### What is asked
Reproduce every row below verbatim, leaving out the pictures.

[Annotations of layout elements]
----------
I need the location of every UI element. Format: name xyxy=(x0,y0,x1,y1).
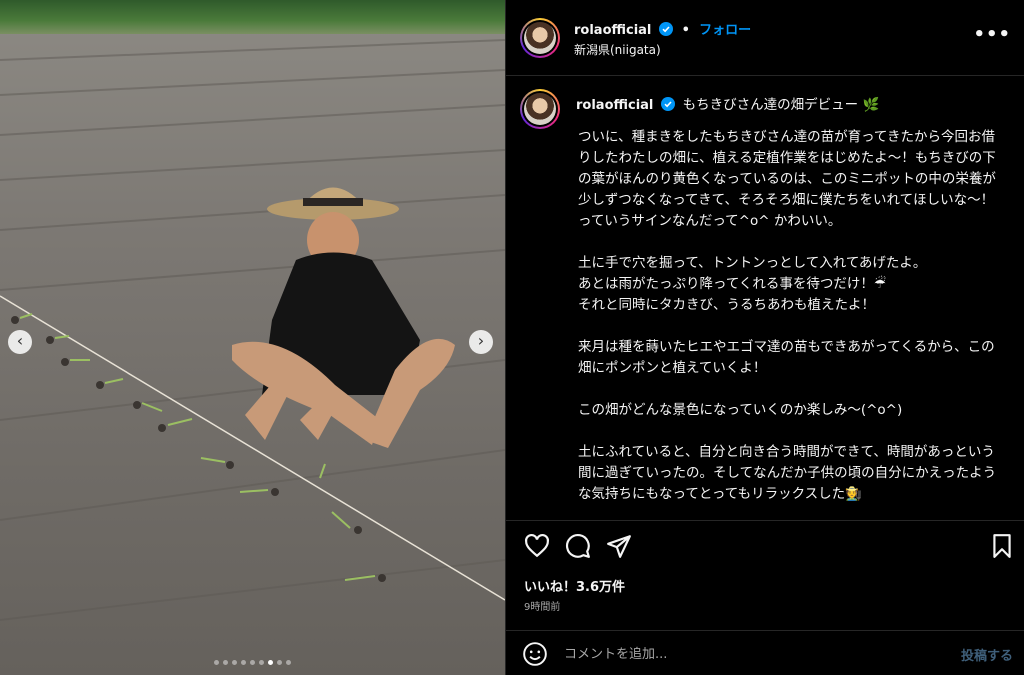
action-bar xyxy=(506,520,1024,570)
caption-avatar[interactable] xyxy=(520,89,560,129)
carousel-dot xyxy=(223,660,228,665)
comment-icon[interactable] xyxy=(565,533,591,559)
username-link[interactable]: rolaofficial xyxy=(574,23,651,38)
previous-slide-button[interactable]: ‹ xyxy=(8,330,32,354)
post-timestamp[interactable]: 9時間前 xyxy=(524,598,560,613)
comment-bar: 投稿する xyxy=(506,630,1024,675)
carousel-dot xyxy=(232,660,237,665)
verified-badge-icon xyxy=(660,97,675,111)
carousel-dot xyxy=(241,660,246,665)
caption-text: ついに、種まきをしたもちきびさん達の苗が育ってきたから今回お借りしたわたしの畑に… xyxy=(578,129,997,502)
verified-badge-icon xyxy=(658,22,673,36)
separator: • xyxy=(681,23,690,38)
emoji-icon[interactable] xyxy=(522,641,548,667)
avatar[interactable] xyxy=(520,18,560,58)
carousel-dot xyxy=(277,660,282,665)
location-link[interactable]: 新潟県(niigata) xyxy=(574,41,661,58)
share-icon[interactable] xyxy=(606,533,632,559)
caption-area[interactable]: rolaofficial もちきびさん達の畑デビュー 🌿 ついに、種まきをしたも… xyxy=(506,77,1024,517)
follow-button[interactable]: フォロー xyxy=(699,23,751,38)
carousel-dot xyxy=(214,660,219,665)
header-user-line: rolaofficial • フォロー xyxy=(574,19,751,38)
field-photo xyxy=(0,39,505,621)
heart-icon[interactable] xyxy=(524,533,550,559)
likes-count[interactable]: いいね！3.6万件 xyxy=(524,576,625,595)
next-slide-button[interactable]: › xyxy=(469,330,493,354)
comment-input[interactable] xyxy=(564,643,924,665)
carousel-dot xyxy=(286,660,291,665)
bookmark-icon[interactable] xyxy=(989,533,1015,559)
carousel-indicator xyxy=(0,660,505,665)
post-header: rolaofficial • フォロー 新潟県(niigata) ••• xyxy=(506,0,1024,76)
carousel-dot xyxy=(250,660,255,665)
carousel-dot xyxy=(259,660,264,665)
post-panel: rolaofficial • フォロー 新潟県(niigata) ••• rol… xyxy=(505,0,1024,675)
caption-username-link[interactable]: rolaofficial xyxy=(576,98,653,113)
carousel-dot xyxy=(268,660,273,665)
more-options-button[interactable]: ••• xyxy=(973,24,1011,45)
post-comment-button[interactable]: 投稿する xyxy=(961,645,1013,664)
post-media[interactable]: ‹ › xyxy=(0,0,505,675)
caption-title: もちきびさん達の畑デビュー 🌿 xyxy=(682,97,880,113)
caption-header: rolaofficial もちきびさん達の畑デビュー 🌿 xyxy=(576,93,879,113)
----------
### Task response
I need the location of every UI element. Format: name xyxy=(x0,y0,x1,y1).
action-bar xyxy=(506,520,1024,570)
caption-avatar[interactable] xyxy=(520,89,560,129)
carousel-dot xyxy=(223,660,228,665)
comment-icon[interactable] xyxy=(565,533,591,559)
username-link[interactable]: rolaofficial xyxy=(574,23,651,38)
previous-slide-button[interactable]: ‹ xyxy=(8,330,32,354)
post-timestamp[interactable]: 9時間前 xyxy=(524,598,560,613)
comment-bar: 投稿する xyxy=(506,630,1024,675)
carousel-dot xyxy=(232,660,237,665)
verified-badge-icon xyxy=(660,97,675,111)
carousel-dot xyxy=(241,660,246,665)
caption-text: ついに、種まきをしたもちきびさん達の苗が育ってきたから今回お借りしたわたしの畑に… xyxy=(578,129,997,502)
verified-badge-icon xyxy=(658,22,673,36)
separator: • xyxy=(681,23,690,38)
emoji-icon[interactable] xyxy=(522,641,548,667)
avatar[interactable] xyxy=(520,18,560,58)
carousel-dot xyxy=(277,660,282,665)
location-link[interactable]: 新潟県(niigata) xyxy=(574,41,661,58)
share-icon[interactable] xyxy=(606,533,632,559)
caption-area[interactable]: rolaofficial もちきびさん達の畑デビュー 🌿 ついに、種まきをしたも… xyxy=(506,77,1024,517)
follow-button[interactable]: フォロー xyxy=(699,23,751,38)
carousel-dot xyxy=(214,660,219,665)
header-user-line: rolaofficial • フォロー xyxy=(574,19,751,38)
field-photo xyxy=(0,39,505,621)
heart-icon[interactable] xyxy=(524,533,550,559)
likes-count[interactable]: いいね！3.6万件 xyxy=(524,576,625,595)
next-slide-button[interactable]: › xyxy=(469,330,493,354)
comment-input[interactable] xyxy=(564,643,924,665)
carousel-dot xyxy=(286,660,291,665)
bookmark-icon[interactable] xyxy=(989,533,1015,559)
carousel-indicator xyxy=(0,660,505,665)
post-header: rolaofficial • フォロー 新潟県(niigata) ••• xyxy=(506,0,1024,76)
carousel-dot xyxy=(250,660,255,665)
carousel-dot xyxy=(259,660,264,665)
post-panel: rolaofficial • フォロー 新潟県(niigata) ••• rol… xyxy=(505,0,1024,675)
caption-username-link[interactable]: rolaofficial xyxy=(576,98,653,113)
carousel-dot xyxy=(268,660,273,665)
more-options-button[interactable]: ••• xyxy=(973,24,1011,45)
post-comment-button[interactable]: 投稿する xyxy=(961,645,1013,664)
post-media[interactable]: ‹ › xyxy=(0,0,505,675)
caption-title: もちきびさん達の畑デビュー 🌿 xyxy=(682,97,880,113)
caption-header: rolaofficial もちきびさん達の畑デビュー 🌿 xyxy=(576,93,879,113)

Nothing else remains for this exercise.